Only the pictures are left out: repeat the rest of the entries exactly.

++++

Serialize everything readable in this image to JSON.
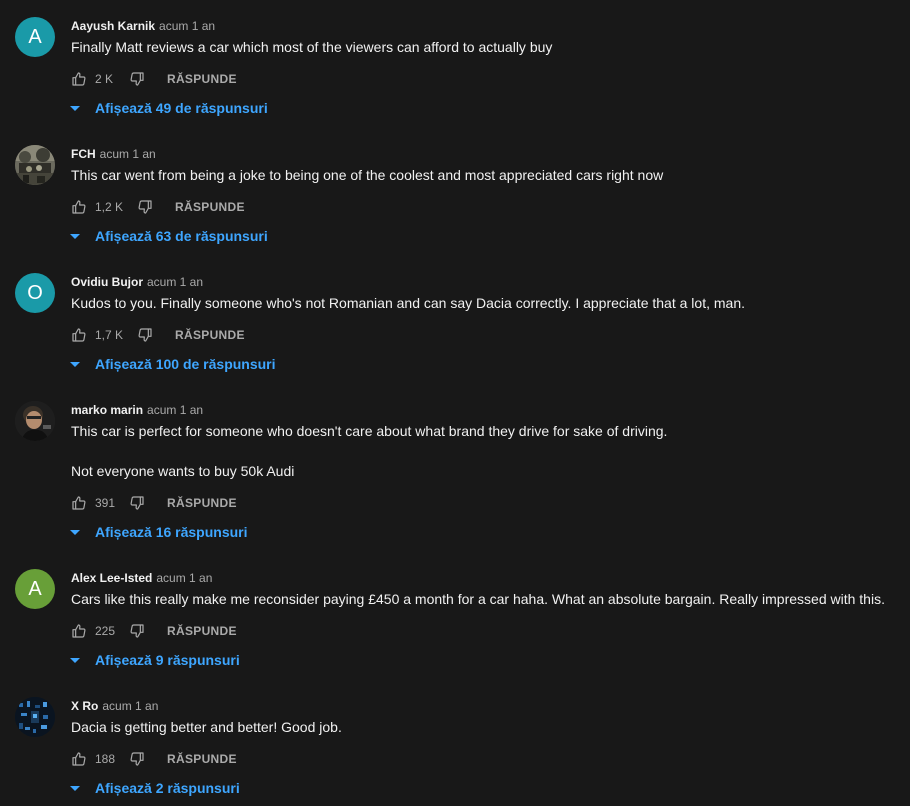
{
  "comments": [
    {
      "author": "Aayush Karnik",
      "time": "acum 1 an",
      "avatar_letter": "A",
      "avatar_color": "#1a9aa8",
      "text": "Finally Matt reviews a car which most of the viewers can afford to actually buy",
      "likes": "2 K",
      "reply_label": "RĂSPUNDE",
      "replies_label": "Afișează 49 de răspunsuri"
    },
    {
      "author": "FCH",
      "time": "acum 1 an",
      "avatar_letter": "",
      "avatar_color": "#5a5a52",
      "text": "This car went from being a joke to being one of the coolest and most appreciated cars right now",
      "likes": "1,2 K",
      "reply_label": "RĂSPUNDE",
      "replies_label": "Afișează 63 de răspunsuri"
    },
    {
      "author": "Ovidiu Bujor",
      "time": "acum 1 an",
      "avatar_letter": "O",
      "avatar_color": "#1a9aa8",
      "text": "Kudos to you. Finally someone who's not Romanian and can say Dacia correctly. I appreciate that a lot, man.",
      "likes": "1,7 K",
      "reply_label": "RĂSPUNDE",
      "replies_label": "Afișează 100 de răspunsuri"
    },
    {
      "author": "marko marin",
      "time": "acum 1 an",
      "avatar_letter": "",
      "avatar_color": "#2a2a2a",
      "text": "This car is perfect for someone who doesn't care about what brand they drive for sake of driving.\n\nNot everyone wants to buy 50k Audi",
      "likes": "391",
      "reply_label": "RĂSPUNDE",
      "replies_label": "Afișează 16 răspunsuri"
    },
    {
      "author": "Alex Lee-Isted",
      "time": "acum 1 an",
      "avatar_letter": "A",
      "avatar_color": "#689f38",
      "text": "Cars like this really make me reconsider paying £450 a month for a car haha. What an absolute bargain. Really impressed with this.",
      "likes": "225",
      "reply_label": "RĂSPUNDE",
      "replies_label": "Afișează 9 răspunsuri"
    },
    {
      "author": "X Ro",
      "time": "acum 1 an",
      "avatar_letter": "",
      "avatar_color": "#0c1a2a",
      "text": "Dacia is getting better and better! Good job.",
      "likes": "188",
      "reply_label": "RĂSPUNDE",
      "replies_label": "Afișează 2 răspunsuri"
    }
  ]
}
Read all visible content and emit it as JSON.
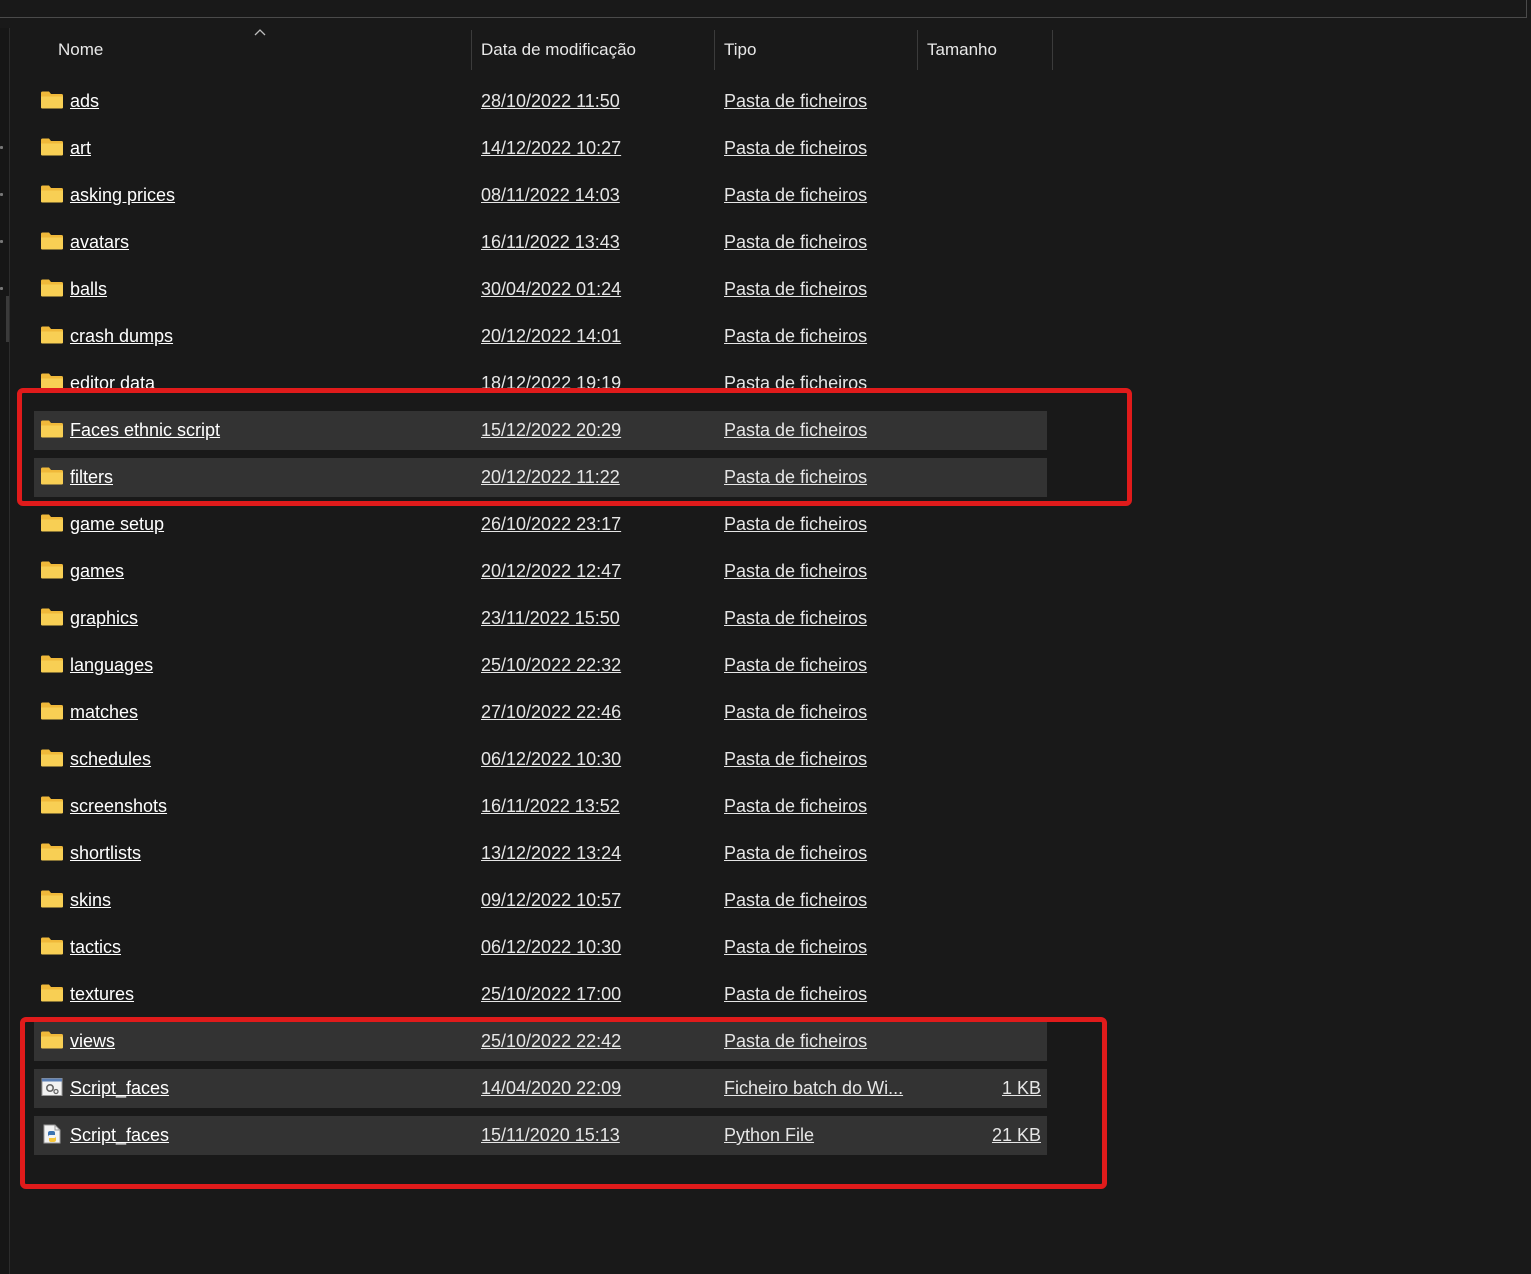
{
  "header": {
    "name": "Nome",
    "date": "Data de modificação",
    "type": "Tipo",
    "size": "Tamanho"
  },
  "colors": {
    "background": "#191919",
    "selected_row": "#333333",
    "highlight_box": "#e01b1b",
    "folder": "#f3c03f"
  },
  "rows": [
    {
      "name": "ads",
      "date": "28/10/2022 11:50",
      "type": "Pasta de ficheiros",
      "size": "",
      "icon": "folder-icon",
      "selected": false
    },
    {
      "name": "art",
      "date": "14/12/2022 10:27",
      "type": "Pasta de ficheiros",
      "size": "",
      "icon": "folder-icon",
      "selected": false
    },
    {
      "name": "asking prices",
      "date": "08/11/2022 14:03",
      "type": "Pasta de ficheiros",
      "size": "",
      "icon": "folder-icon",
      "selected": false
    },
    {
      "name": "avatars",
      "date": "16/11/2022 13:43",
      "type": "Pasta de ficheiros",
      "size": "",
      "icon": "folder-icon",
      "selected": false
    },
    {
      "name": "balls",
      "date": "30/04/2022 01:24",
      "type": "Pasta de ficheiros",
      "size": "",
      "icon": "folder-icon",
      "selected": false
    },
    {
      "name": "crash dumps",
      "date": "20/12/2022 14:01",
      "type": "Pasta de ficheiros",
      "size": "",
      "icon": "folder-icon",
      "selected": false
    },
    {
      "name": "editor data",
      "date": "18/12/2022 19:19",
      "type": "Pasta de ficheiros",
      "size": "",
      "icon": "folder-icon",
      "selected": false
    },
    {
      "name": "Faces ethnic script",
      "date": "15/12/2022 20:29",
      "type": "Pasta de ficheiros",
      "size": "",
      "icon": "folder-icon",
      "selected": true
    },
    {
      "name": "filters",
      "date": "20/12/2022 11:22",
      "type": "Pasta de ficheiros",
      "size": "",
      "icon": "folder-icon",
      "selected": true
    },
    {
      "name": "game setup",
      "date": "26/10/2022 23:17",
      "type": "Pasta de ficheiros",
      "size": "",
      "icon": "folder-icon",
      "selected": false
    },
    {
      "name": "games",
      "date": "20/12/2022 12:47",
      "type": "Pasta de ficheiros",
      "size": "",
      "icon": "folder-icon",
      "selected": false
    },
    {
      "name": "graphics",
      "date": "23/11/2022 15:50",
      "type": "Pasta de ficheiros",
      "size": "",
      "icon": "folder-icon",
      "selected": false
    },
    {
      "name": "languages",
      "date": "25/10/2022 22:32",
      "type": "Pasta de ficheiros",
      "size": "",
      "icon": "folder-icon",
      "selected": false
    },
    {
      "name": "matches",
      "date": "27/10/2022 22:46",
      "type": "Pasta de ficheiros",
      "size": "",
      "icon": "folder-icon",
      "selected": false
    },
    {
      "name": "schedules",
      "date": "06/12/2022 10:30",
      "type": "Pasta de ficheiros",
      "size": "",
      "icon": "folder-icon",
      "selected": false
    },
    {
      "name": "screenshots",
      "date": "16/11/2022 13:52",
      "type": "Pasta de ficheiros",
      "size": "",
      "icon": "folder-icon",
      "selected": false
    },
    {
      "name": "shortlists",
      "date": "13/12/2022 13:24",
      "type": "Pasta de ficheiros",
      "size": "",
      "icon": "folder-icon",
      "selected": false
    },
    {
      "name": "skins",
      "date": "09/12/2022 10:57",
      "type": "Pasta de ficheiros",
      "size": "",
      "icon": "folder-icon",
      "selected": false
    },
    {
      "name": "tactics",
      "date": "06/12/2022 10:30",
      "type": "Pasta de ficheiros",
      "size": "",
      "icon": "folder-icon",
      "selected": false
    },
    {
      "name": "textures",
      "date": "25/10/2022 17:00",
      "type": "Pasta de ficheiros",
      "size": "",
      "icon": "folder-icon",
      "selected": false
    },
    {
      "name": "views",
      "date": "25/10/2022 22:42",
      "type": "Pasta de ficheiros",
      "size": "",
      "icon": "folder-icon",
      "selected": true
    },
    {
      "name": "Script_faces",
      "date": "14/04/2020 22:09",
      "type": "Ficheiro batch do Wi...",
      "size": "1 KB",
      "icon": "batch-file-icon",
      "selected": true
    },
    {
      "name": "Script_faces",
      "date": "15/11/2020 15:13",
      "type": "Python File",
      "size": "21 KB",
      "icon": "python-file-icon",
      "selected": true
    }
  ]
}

++++

* _FINISHED EXERCISE_
Serialize everything readable in this image to JSON.
{
  "comments": [
    {
      "author": "Aayush Karnik",
      "time": "acum 1 an",
      "avatar_letter": "A",
      "avatar_color": "#1a9aa8",
      "text": "Finally Matt reviews a car which most of the viewers can afford to actually buy",
      "likes": "2 K",
      "reply_label": "RĂSPUNDE",
      "replies_label": "Afișează 49 de răspunsuri"
    },
    {
      "author": "FCH",
      "time": "acum 1 an",
      "avatar_letter": "",
      "avatar_color": "#5a5a52",
      "text": "This car went from being a joke to being one of the coolest and most appreciated cars right now",
      "likes": "1,2 K",
      "reply_label": "RĂSPUNDE",
      "replies_label": "Afișează 63 de răspunsuri"
    },
    {
      "author": "Ovidiu Bujor",
      "time": "acum 1 an",
      "avatar_letter": "O",
      "avatar_color": "#1a9aa8",
      "text": "Kudos to you. Finally someone who's not Romanian and can say Dacia correctly. I appreciate that a lot, man.",
      "likes": "1,7 K",
      "reply_label": "RĂSPUNDE",
      "replies_label": "Afișează 100 de răspunsuri"
    },
    {
      "author": "marko marin",
      "time": "acum 1 an",
      "avatar_letter": "",
      "avatar_color": "#2a2a2a",
      "text": "This car is perfect for someone who doesn't care about what brand they drive for sake of driving.\n\nNot everyone wants to buy 50k Audi",
      "likes": "391",
      "reply_label": "RĂSPUNDE",
      "replies_label": "Afișează 16 răspunsuri"
    },
    {
      "author": "Alex Lee-Isted",
      "time": "acum 1 an",
      "avatar_letter": "A",
      "avatar_color": "#689f38",
      "text": "Cars like this really make me reconsider paying £450 a month for a car haha. What an absolute bargain. Really impressed with this.",
      "likes": "225",
      "reply_label": "RĂSPUNDE",
      "replies_label": "Afișează 9 răspunsuri"
    },
    {
      "author": "X Ro",
      "time": "acum 1 an",
      "avatar_letter": "",
      "avatar_color": "#0c1a2a",
      "text": "Dacia is getting better and better! Good job.",
      "likes": "188",
      "reply_label": "RĂSPUNDE",
      "replies_label": "Afișează 2 răspunsuri"
    }
  ]
}
Read all visible content and emit it as JSON.
{
  "header": {
    "name": "Nome",
    "date": "Data de modificação",
    "type": "Tipo",
    "size": "Tamanho"
  },
  "colors": {
    "background": "#191919",
    "selected_row": "#333333",
    "highlight_box": "#e01b1b",
    "folder": "#f3c03f"
  },
  "rows": [
    {
      "name": "ads",
      "date": "28/10/2022 11:50",
      "type": "Pasta de ficheiros",
      "size": "",
      "icon": "folder-icon",
      "selected": false
    },
    {
      "name": "art",
      "date": "14/12/2022 10:27",
      "type": "Pasta de ficheiros",
      "size": "",
      "icon": "folder-icon",
      "selected": false
    },
    {
      "name": "asking prices",
      "date": "08/11/2022 14:03",
      "type": "Pasta de ficheiros",
      "size": "",
      "icon": "folder-icon",
      "selected": false
    },
    {
      "name": "avatars",
      "date": "16/11/2022 13:43",
      "type": "Pasta de ficheiros",
      "size": "",
      "icon": "folder-icon",
      "selected": false
    },
    {
      "name": "balls",
      "date": "30/04/2022 01:24",
      "type": "Pasta de ficheiros",
      "size": "",
      "icon": "folder-icon",
      "selected": false
    },
    {
      "name": "crash dumps",
      "date": "20/12/2022 14:01",
      "type": "Pasta de ficheiros",
      "size": "",
      "icon": "folder-icon",
      "selected": false
    },
    {
      "name": "editor data",
      "date": "18/12/2022 19:19",
      "type": "Pasta de ficheiros",
      "size": "",
      "icon": "folder-icon",
      "selected": false
    },
    {
      "name": "Faces ethnic script",
      "date": "15/12/2022 20:29",
      "type": "Pasta de ficheiros",
      "size": "",
      "icon": "folder-icon",
      "selected": true
    },
    {
      "name": "filters",
      "date": "20/12/2022 11:22",
      "type": "Pasta de ficheiros",
      "size": "",
      "icon": "folder-icon",
      "selected": true
    },
    {
      "name": "game setup",
      "date": "26/10/2022 23:17",
      "type": "Pasta de ficheiros",
      "size": "",
      "icon": "folder-icon",
      "selected": false
    },
    {
      "name": "games",
      "date": "20/12/2022 12:47",
      "type": "Pasta de ficheiros",
      "size": "",
      "icon": "folder-icon",
      "selected": false
    },
    {
      "name": "graphics",
      "date": "23/11/2022 15:50",
      "type": "Pasta de ficheiros",
      "size": "",
      "icon": "folder-icon",
      "selected": false
    },
    {
      "name": "languages",
      "date": "25/10/2022 22:32",
      "type": "Pasta de ficheiros",
      "size": "",
      "icon": "folder-icon",
      "selected": false
    },
    {
      "name": "matches",
      "date": "27/10/2022 22:46",
      "type": "Pasta de ficheiros",
      "size": "",
      "icon": "folder-icon",
      "selected": false
    },
    {
      "name": "schedules",
      "date": "06/12/2022 10:30",
      "type": "Pasta de ficheiros",
      "size": "",
      "icon": "folder-icon",
      "selected": false
    },
    {
      "name": "screenshots",
      "date": "16/11/2022 13:52",
      "type": "Pasta de ficheiros",
      "size": "",
      "icon": "folder-icon",
      "selected": false
    },
    {
      "name": "shortlists",
      "date": "13/12/2022 13:24",
      "type": "Pasta de ficheiros",
      "size": "",
      "icon": "folder-icon",
      "selected": false
    },
    {
      "name": "skins",
      "date": "09/12/2022 10:57",
      "type": "Pasta de ficheiros",
      "size": "",
      "icon": "folder-icon",
      "selected": false
    },
    {
      "name": "tactics",
      "date": "06/12/2022 10:30",
      "type": "Pasta de ficheiros",
      "size": "",
      "icon": "folder-icon",
      "selected": false
    },
    {
      "name": "textures",
      "date": "25/10/2022 17:00",
      "type": "Pasta de ficheiros",
      "size": "",
      "icon": "folder-icon",
      "selected": false
    },
    {
      "name": "views",
      "date": "25/10/2022 22:42",
      "type": "Pasta de ficheiros",
      "size": "",
      "icon": "folder-icon",
      "selected": true
    },
    {
      "name": "Script_faces",
      "date": "14/04/2020 22:09",
      "type": "Ficheiro batch do Wi...",
      "size": "1 KB",
      "icon": "batch-file-icon",
      "selected": true
    },
    {
      "name": "Script_faces",
      "date": "15/11/2020 15:13",
      "type": "Python File",
      "size": "21 KB",
      "icon": "python-file-icon",
      "selected": true
    }
  ]
}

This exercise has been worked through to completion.